Task instructions: Retype the material in full, keeping every word the same.

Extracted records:

■ ■ ■ ■ ■

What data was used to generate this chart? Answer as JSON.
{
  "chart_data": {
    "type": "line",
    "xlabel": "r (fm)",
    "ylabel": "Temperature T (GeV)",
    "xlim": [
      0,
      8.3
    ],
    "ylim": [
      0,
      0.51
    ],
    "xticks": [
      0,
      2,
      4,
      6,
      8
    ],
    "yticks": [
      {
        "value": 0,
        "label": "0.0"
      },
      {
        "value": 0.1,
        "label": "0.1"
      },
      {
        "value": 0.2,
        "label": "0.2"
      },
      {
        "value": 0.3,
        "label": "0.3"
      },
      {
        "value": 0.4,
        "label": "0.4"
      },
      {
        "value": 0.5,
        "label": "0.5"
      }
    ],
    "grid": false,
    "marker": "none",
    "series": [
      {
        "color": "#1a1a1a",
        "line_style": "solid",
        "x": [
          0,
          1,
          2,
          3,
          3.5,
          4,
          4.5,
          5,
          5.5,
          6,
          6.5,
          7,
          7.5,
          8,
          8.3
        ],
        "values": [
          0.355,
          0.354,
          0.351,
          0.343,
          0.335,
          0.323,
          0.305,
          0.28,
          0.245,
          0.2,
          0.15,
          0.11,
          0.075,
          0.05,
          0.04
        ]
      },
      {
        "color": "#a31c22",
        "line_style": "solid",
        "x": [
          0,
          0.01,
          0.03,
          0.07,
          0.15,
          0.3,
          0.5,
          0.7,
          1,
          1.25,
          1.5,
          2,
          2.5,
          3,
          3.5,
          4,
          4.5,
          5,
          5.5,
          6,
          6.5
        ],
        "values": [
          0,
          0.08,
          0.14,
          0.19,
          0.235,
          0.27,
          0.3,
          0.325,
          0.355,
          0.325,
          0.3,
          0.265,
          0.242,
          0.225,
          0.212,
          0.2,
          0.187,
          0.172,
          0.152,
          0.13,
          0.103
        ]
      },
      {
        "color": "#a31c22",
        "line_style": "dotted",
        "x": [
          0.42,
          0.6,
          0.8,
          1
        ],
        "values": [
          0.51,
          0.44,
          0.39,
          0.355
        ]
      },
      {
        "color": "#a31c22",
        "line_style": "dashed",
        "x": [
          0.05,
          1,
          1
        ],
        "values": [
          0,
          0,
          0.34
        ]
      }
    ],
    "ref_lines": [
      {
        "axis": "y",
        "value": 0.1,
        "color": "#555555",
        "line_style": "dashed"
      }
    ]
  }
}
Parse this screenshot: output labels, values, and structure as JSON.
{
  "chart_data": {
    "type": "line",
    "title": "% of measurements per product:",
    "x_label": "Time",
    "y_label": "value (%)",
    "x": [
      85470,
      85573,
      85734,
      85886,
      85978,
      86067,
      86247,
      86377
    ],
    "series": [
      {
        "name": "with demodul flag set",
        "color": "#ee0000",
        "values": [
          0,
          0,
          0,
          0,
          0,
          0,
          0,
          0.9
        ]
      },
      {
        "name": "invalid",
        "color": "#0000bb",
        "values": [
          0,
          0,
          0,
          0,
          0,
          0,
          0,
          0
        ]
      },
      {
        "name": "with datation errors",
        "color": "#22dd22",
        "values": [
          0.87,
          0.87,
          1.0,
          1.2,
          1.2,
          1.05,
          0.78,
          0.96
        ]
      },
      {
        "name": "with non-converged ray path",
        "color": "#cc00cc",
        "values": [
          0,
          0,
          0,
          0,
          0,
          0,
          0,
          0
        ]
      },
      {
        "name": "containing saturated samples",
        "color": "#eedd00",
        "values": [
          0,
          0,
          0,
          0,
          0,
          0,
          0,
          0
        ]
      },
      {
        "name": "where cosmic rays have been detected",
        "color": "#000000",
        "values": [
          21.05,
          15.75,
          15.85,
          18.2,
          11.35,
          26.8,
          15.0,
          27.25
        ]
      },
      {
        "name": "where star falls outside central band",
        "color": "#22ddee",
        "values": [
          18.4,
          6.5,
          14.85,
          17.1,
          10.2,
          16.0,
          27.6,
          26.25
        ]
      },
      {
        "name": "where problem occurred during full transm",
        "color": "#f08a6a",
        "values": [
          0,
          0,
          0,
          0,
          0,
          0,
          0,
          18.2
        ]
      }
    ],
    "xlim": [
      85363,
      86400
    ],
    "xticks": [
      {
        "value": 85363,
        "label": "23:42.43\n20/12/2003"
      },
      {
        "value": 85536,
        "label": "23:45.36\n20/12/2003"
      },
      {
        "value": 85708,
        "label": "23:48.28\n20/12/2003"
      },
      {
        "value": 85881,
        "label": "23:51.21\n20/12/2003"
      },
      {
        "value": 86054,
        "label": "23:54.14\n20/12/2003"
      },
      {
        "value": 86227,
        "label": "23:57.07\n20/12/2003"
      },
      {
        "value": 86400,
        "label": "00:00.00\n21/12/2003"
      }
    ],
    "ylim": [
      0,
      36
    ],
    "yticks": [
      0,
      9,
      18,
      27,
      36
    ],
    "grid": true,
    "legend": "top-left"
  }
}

■ ■ ■ ■ ■

Task result:
What data was used to generate this chart? Answer as JSON.
{
  "chart_data": {
    "type": "line",
    "xlabel": "r (fm)",
    "ylabel": "Temperature T (GeV)",
    "xlim": [
      0,
      8.3
    ],
    "ylim": [
      0,
      0.51
    ],
    "xticks": [
      0,
      2,
      4,
      6,
      8
    ],
    "yticks": [
      {
        "value": 0,
        "label": "0.0"
      },
      {
        "value": 0.1,
        "label": "0.1"
      },
      {
        "value": 0.2,
        "label": "0.2"
      },
      {
        "value": 0.3,
        "label": "0.3"
      },
      {
        "value": 0.4,
        "label": "0.4"
      },
      {
        "value": 0.5,
        "label": "0.5"
      }
    ],
    "grid": false,
    "marker": "none",
    "series": [
      {
        "color": "#1a1a1a",
        "line_style": "solid",
        "x": [
          0,
          1,
          2,
          3,
          3.5,
          4,
          4.5,
          5,
          5.5,
          6,
          6.5,
          7,
          7.5,
          8,
          8.3
        ],
        "values": [
          0.355,
          0.354,
          0.351,
          0.343,
          0.335,
          0.323,
          0.305,
          0.28,
          0.245,
          0.2,
          0.15,
          0.11,
          0.075,
          0.05,
          0.04
        ]
      },
      {
        "color": "#a31c22",
        "line_style": "solid",
        "x": [
          0,
          0.01,
          0.03,
          0.07,
          0.15,
          0.3,
          0.5,
          0.7,
          1,
          1.25,
          1.5,
          2,
          2.5,
          3,
          3.5,
          4,
          4.5,
          5,
          5.5,
          6,
          6.5
        ],
        "values": [
          0,
          0.08,
          0.14,
          0.19,
          0.235,
          0.27,
          0.3,
          0.325,
          0.355,
          0.325,
          0.3,
          0.265,
          0.242,
          0.225,
          0.212,
          0.2,
          0.187,
          0.172,
          0.152,
          0.13,
          0.103
        ]
      },
      {
        "color": "#a31c22",
        "line_style": "dotted",
        "x": [
          0.42,
          0.6,
          0.8,
          1
        ],
        "values": [
          0.51,
          0.44,
          0.39,
          0.355
        ]
      },
      {
        "color": "#a31c22",
        "line_style": "dashed",
        "x": [
          0.05,
          1,
          1
        ],
        "values": [
          0,
          0,
          0.34
        ]
      }
    ],
    "ref_lines": [
      {
        "axis": "y",
        "value": 0.1,
        "color": "#555555",
        "line_style": "dashed"
      }
    ]
  }
}
Parse this screenshot: output labels, values, and structure as JSON.
{
  "chart_data": {
    "type": "line",
    "title": "% of measurements per product:",
    "x_label": "Time",
    "y_label": "value (%)",
    "x": [
      85470,
      85573,
      85734,
      85886,
      85978,
      86067,
      86247,
      86377
    ],
    "series": [
      {
        "name": "with demodul flag set",
        "color": "#ee0000",
        "values": [
          0,
          0,
          0,
          0,
          0,
          0,
          0,
          0.9
        ]
      },
      {
        "name": "invalid",
        "color": "#0000bb",
        "values": [
          0,
          0,
          0,
          0,
          0,
          0,
          0,
          0
        ]
      },
      {
        "name": "with datation errors",
        "color": "#22dd22",
        "values": [
          0.87,
          0.87,
          1.0,
          1.2,
          1.2,
          1.05,
          0.78,
          0.96
        ]
      },
      {
        "name": "with non-converged ray path",
        "color": "#cc00cc",
        "values": [
          0,
          0,
          0,
          0,
          0,
          0,
          0,
          0
        ]
      },
      {
        "name": "containing saturated samples",
        "color": "#eedd00",
        "values": [
          0,
          0,
          0,
          0,
          0,
          0,
          0,
          0
        ]
      },
      {
        "name": "where cosmic rays have been detected",
        "color": "#000000",
        "values": [
          21.05,
          15.75,
          15.85,
          18.2,
          11.35,
          26.8,
          15.0,
          27.25
        ]
      },
      {
        "name": "where star falls outside central band",
        "color": "#22ddee",
        "values": [
          18.4,
          6.5,
          14.85,
          17.1,
          10.2,
          16.0,
          27.6,
          26.25
        ]
      },
      {
        "name": "where problem occurred during full transm",
        "color": "#f08a6a",
        "values": [
          0,
          0,
          0,
          0,
          0,
          0,
          0,
          18.2
        ]
      }
    ],
    "xlim": [
      85363,
      86400
    ],
    "xticks": [
      {
        "value": 85363,
        "label": "23:42.43\n20/12/2003"
      },
      {
        "value": 85536,
        "label": "23:45.36\n20/12/2003"
      },
      {
        "value": 85708,
        "label": "23:48.28\n20/12/2003"
      },
      {
        "value": 85881,
        "label": "23:51.21\n20/12/2003"
      },
      {
        "value": 86054,
        "label": "23:54.14\n20/12/2003"
      },
      {
        "value": 86227,
        "label": "23:57.07\n20/12/2003"
      },
      {
        "value": 86400,
        "label": "00:00.00\n21/12/2003"
      }
    ],
    "ylim": [
      0,
      36
    ],
    "yticks": [
      0,
      9,
      18,
      27,
      36
    ],
    "grid": true,
    "legend": "top-left"
  }
}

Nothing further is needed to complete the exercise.